▸ RECORDS SHOWN:

────────

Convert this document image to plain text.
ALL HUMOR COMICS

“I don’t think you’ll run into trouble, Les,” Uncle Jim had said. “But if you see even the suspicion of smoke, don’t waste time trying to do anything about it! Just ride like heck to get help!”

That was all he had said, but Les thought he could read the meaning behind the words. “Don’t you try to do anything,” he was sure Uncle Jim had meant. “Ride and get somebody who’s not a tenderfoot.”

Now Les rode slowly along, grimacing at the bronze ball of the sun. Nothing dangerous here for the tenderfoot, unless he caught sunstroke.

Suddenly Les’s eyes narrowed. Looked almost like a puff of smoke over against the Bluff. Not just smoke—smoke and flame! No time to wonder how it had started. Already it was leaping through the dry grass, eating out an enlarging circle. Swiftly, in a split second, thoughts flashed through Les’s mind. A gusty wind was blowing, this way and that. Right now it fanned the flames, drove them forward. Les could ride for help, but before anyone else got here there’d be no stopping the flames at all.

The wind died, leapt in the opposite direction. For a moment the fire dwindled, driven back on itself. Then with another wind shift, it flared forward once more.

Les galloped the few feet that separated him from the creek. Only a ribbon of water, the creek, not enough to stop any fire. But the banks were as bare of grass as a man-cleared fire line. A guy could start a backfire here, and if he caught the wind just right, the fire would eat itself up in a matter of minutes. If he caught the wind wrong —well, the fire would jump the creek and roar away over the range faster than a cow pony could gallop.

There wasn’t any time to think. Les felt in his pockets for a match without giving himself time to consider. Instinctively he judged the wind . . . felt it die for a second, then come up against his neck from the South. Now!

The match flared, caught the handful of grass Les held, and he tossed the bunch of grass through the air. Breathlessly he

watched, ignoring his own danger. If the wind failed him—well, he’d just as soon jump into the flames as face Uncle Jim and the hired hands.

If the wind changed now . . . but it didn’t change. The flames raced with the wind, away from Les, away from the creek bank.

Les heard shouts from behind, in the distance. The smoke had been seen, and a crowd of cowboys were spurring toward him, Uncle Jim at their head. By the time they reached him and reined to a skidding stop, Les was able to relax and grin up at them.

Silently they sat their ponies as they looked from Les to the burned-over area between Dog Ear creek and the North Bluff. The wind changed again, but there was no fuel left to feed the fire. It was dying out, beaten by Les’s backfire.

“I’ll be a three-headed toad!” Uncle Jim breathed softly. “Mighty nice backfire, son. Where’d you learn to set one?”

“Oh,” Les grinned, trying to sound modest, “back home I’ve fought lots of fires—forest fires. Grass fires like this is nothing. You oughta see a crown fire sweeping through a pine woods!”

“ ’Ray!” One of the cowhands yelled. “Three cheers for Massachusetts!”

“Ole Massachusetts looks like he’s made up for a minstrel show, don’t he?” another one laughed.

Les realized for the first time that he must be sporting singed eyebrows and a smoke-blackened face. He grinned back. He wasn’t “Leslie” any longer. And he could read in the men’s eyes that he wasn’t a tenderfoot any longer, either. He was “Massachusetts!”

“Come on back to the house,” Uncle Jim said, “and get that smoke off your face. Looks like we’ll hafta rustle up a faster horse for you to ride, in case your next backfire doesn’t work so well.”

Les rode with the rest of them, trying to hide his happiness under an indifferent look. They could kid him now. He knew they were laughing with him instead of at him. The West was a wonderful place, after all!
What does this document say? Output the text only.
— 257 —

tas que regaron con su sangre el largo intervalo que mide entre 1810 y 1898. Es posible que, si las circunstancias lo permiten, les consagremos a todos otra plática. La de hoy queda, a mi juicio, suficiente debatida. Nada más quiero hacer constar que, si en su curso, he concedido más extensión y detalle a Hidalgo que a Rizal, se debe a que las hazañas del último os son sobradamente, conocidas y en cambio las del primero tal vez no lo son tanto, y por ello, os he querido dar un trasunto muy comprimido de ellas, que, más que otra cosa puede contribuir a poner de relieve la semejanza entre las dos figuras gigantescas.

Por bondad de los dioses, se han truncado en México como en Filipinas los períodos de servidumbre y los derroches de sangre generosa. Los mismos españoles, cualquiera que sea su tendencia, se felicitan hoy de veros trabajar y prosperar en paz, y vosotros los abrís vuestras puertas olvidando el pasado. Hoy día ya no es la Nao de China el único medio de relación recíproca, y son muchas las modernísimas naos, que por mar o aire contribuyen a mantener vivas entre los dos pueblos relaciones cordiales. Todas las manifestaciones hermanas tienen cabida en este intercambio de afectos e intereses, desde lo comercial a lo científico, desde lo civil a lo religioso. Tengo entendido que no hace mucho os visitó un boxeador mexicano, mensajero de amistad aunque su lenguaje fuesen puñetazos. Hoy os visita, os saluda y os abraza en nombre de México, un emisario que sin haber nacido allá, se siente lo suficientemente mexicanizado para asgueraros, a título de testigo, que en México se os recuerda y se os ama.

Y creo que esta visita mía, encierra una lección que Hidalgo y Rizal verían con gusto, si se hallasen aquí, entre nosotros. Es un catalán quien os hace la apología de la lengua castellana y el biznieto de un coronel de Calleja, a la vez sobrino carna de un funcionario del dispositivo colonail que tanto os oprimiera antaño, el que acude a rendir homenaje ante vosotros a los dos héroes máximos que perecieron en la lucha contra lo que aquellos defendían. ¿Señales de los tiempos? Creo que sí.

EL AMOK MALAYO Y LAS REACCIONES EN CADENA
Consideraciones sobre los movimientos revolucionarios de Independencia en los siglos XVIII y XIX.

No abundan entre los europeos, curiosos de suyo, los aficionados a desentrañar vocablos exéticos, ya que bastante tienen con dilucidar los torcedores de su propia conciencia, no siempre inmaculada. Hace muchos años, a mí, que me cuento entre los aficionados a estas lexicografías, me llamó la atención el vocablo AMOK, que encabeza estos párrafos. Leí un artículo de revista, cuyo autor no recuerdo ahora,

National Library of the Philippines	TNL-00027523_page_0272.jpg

────────

▸ REQUEST: Which lines hold the string "grinned"? List them all.

▸ OUTPUT OF THE EXERCISE:
“Oh,” Les grinned, trying to sound modest, “back home I’ve fought lots of fires—forest fires. Grass fires like this is nothing. You oughta see a crown fire sweeping through a pine woods!”
Les realized for the first time that he must be sporting singed eyebrows and a smoke-blackened face. He grinned back. He wasn’t “Leslie” any longer. And he could read in the men’s eyes that he wasn’t a tenderfoot any longer, either. He was “Massachusetts!”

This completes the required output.